Required task
Narrow the data below down to the lines containing "table".

Data in this exercise

-------------------------

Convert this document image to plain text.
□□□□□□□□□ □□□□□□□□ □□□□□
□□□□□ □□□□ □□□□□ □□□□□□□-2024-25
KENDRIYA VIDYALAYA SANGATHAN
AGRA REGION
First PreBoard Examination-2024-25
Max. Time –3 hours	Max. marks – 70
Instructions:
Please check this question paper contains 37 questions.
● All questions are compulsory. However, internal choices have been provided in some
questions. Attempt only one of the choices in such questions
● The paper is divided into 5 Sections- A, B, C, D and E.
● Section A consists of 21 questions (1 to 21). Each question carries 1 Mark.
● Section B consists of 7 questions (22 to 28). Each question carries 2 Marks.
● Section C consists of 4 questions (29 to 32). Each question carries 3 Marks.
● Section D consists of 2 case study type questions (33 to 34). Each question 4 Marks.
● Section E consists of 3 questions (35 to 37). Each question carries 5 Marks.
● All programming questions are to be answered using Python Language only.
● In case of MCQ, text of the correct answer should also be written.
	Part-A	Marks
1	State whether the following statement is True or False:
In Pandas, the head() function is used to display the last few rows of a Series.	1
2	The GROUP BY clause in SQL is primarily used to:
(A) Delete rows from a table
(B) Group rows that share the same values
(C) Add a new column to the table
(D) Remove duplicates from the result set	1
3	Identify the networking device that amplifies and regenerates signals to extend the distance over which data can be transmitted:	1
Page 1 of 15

-------------------------

Result
(A) Delete rows from a table
(C) Add a new column to the table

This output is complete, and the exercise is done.